WRITTEN PROBLEM. Print the entries below word for word; the pictures stay out of your copy.

-------- MATERIAL SHOWN --------

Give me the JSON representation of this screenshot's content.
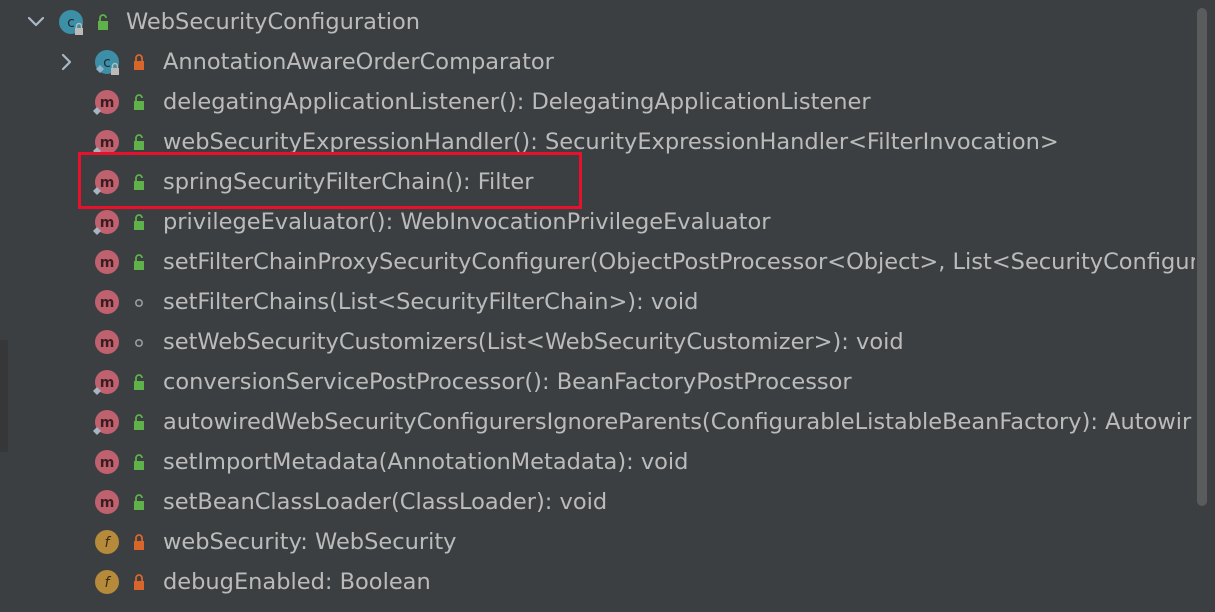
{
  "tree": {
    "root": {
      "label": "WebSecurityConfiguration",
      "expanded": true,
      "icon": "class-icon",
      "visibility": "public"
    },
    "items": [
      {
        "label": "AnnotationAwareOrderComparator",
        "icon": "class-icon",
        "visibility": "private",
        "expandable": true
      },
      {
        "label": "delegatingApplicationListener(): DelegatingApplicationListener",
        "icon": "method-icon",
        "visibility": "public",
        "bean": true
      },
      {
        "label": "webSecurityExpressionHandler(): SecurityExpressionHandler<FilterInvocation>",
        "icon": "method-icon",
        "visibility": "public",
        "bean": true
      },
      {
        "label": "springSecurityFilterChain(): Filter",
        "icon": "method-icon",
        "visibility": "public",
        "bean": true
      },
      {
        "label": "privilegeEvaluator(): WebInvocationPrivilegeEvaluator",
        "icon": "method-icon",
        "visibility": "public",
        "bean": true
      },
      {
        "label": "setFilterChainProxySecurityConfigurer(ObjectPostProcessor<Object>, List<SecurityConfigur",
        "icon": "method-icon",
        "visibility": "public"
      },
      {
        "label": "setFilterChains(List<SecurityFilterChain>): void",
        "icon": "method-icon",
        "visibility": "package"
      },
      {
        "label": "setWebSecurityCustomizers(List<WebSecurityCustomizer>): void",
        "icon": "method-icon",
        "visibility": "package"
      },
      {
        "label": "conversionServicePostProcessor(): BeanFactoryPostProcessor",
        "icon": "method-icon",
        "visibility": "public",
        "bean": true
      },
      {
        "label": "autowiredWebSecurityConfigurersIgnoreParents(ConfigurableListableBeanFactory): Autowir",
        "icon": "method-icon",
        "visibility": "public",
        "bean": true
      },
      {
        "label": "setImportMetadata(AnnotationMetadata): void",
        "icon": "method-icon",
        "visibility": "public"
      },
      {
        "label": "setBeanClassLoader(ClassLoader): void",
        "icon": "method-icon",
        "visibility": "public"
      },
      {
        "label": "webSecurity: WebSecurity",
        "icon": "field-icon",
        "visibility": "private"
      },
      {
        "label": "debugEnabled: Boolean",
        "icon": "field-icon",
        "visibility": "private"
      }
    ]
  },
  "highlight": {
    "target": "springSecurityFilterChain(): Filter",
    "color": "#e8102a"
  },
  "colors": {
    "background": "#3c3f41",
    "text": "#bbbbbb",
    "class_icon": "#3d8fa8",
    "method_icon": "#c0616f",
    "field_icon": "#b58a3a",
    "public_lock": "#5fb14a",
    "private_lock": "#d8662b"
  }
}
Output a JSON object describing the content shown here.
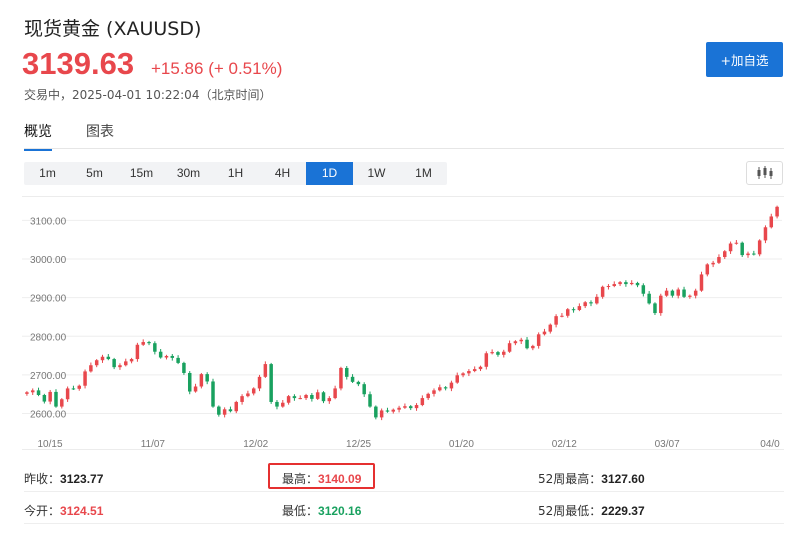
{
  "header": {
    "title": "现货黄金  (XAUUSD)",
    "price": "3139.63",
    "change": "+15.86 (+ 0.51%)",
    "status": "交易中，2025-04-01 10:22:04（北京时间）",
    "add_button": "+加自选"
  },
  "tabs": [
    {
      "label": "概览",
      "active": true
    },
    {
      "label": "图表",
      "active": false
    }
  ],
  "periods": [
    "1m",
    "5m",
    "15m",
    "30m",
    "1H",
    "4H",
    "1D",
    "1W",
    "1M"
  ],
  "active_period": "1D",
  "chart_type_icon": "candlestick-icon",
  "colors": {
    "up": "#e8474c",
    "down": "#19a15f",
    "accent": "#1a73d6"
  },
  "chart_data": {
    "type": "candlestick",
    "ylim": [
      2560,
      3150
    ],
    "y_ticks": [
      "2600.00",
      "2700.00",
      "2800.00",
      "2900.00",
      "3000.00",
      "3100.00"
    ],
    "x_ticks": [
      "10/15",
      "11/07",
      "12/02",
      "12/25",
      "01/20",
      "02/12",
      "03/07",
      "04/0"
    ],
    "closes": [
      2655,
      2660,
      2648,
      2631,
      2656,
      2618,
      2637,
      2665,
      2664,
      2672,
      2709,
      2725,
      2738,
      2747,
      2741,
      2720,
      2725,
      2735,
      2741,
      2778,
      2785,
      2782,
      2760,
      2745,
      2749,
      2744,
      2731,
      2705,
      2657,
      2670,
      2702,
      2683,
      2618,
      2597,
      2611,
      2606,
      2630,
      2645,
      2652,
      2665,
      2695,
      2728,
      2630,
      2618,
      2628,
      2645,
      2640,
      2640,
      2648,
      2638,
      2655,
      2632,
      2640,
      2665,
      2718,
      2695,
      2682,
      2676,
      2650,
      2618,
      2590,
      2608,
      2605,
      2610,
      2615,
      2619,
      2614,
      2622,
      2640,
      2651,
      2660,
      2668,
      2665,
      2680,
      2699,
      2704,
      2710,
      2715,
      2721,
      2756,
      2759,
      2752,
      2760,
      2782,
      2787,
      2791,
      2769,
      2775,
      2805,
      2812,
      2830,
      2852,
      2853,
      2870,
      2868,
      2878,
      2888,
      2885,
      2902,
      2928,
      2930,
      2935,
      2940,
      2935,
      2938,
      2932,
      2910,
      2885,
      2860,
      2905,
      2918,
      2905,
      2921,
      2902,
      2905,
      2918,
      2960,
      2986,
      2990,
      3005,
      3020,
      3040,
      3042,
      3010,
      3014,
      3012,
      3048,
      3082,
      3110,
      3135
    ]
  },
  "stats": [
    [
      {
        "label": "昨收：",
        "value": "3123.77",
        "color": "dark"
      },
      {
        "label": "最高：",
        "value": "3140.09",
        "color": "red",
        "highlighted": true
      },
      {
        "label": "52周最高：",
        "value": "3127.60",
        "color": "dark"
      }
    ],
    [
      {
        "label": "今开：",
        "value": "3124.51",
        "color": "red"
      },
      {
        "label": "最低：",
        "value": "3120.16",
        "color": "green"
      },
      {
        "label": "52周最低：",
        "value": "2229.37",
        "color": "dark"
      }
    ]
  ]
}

--------

SOLVED EXERCISE.
Give me the JSON representation of this screenshot's content.
{
  "tree": {
    "root": {
      "label": "WebSecurityConfiguration",
      "expanded": true,
      "icon": "class-icon",
      "visibility": "public"
    },
    "items": [
      {
        "label": "AnnotationAwareOrderComparator",
        "icon": "class-icon",
        "visibility": "private",
        "expandable": true
      },
      {
        "label": "delegatingApplicationListener(): DelegatingApplicationListener",
        "icon": "method-icon",
        "visibility": "public",
        "bean": true
      },
      {
        "label": "webSecurityExpressionHandler(): SecurityExpressionHandler<FilterInvocation>",
        "icon": "method-icon",
        "visibility": "public",
        "bean": true
      },
      {
        "label": "springSecurityFilterChain(): Filter",
        "icon": "method-icon",
        "visibility": "public",
        "bean": true
      },
      {
        "label": "privilegeEvaluator(): WebInvocationPrivilegeEvaluator",
        "icon": "method-icon",
        "visibility": "public",
        "bean": true
      },
      {
        "label": "setFilterChainProxySecurityConfigurer(ObjectPostProcessor<Object>, List<SecurityConfigur",
        "icon": "method-icon",
        "visibility": "public"
      },
      {
        "label": "setFilterChains(List<SecurityFilterChain>): void",
        "icon": "method-icon",
        "visibility": "package"
      },
      {
        "label": "setWebSecurityCustomizers(List<WebSecurityCustomizer>): void",
        "icon": "method-icon",
        "visibility": "package"
      },
      {
        "label": "conversionServicePostProcessor(): BeanFactoryPostProcessor",
        "icon": "method-icon",
        "visibility": "public",
        "bean": true
      },
      {
        "label": "autowiredWebSecurityConfigurersIgnoreParents(ConfigurableListableBeanFactory): Autowir",
        "icon": "method-icon",
        "visibility": "public",
        "bean": true
      },
      {
        "label": "setImportMetadata(AnnotationMetadata): void",
        "icon": "method-icon",
        "visibility": "public"
      },
      {
        "label": "setBeanClassLoader(ClassLoader): void",
        "icon": "method-icon",
        "visibility": "public"
      },
      {
        "label": "webSecurity: WebSecurity",
        "icon": "field-icon",
        "visibility": "private"
      },
      {
        "label": "debugEnabled: Boolean",
        "icon": "field-icon",
        "visibility": "private"
      }
    ]
  },
  "highlight": {
    "target": "springSecurityFilterChain(): Filter",
    "color": "#e8102a"
  },
  "colors": {
    "background": "#3c3f41",
    "text": "#bbbbbb",
    "class_icon": "#3d8fa8",
    "method_icon": "#c0616f",
    "field_icon": "#b58a3a",
    "public_lock": "#5fb14a",
    "private_lock": "#d8662b"
  }
}
Output a JSON object describing the content shown here.
{
  "header": {
    "title": "现货黄金  (XAUUSD)",
    "price": "3139.63",
    "change": "+15.86 (+ 0.51%)",
    "status": "交易中，2025-04-01 10:22:04（北京时间）",
    "add_button": "+加自选"
  },
  "tabs": [
    {
      "label": "概览",
      "active": true
    },
    {
      "label": "图表",
      "active": false
    }
  ],
  "periods": [
    "1m",
    "5m",
    "15m",
    "30m",
    "1H",
    "4H",
    "1D",
    "1W",
    "1M"
  ],
  "active_period": "1D",
  "chart_type_icon": "candlestick-icon",
  "colors": {
    "up": "#e8474c",
    "down": "#19a15f",
    "accent": "#1a73d6"
  },
  "chart_data": {
    "type": "candlestick",
    "ylim": [
      2560,
      3150
    ],
    "y_ticks": [
      "2600.00",
      "2700.00",
      "2800.00",
      "2900.00",
      "3000.00",
      "3100.00"
    ],
    "x_ticks": [
      "10/15",
      "11/07",
      "12/02",
      "12/25",
      "01/20",
      "02/12",
      "03/07",
      "04/0"
    ],
    "closes": [
      2655,
      2660,
      2648,
      2631,
      2656,
      2618,
      2637,
      2665,
      2664,
      2672,
      2709,
      2725,
      2738,
      2747,
      2741,
      2720,
      2725,
      2735,
      2741,
      2778,
      2785,
      2782,
      2760,
      2745,
      2749,
      2744,
      2731,
      2705,
      2657,
      2670,
      2702,
      2683,
      2618,
      2597,
      2611,
      2606,
      2630,
      2645,
      2652,
      2665,
      2695,
      2728,
      2630,
      2618,
      2628,
      2645,
      2640,
      2640,
      2648,
      2638,
      2655,
      2632,
      2640,
      2665,
      2718,
      2695,
      2682,
      2676,
      2650,
      2618,
      2590,
      2608,
      2605,
      2610,
      2615,
      2619,
      2614,
      2622,
      2640,
      2651,
      2660,
      2668,
      2665,
      2680,
      2699,
      2704,
      2710,
      2715,
      2721,
      2756,
      2759,
      2752,
      2760,
      2782,
      2787,
      2791,
      2769,
      2775,
      2805,
      2812,
      2830,
      2852,
      2853,
      2870,
      2868,
      2878,
      2888,
      2885,
      2902,
      2928,
      2930,
      2935,
      2940,
      2935,
      2938,
      2932,
      2910,
      2885,
      2860,
      2905,
      2918,
      2905,
      2921,
      2902,
      2905,
      2918,
      2960,
      2986,
      2990,
      3005,
      3020,
      3040,
      3042,
      3010,
      3014,
      3012,
      3048,
      3082,
      3110,
      3135
    ]
  },
  "stats": [
    [
      {
        "label": "昨收：",
        "value": "3123.77",
        "color": "dark"
      },
      {
        "label": "最高：",
        "value": "3140.09",
        "color": "red",
        "highlighted": true
      },
      {
        "label": "52周最高：",
        "value": "3127.60",
        "color": "dark"
      }
    ],
    [
      {
        "label": "今开：",
        "value": "3124.51",
        "color": "red"
      },
      {
        "label": "最低：",
        "value": "3120.16",
        "color": "green"
      },
      {
        "label": "52周最低：",
        "value": "2229.37",
        "color": "dark"
      }
    ]
  ]
}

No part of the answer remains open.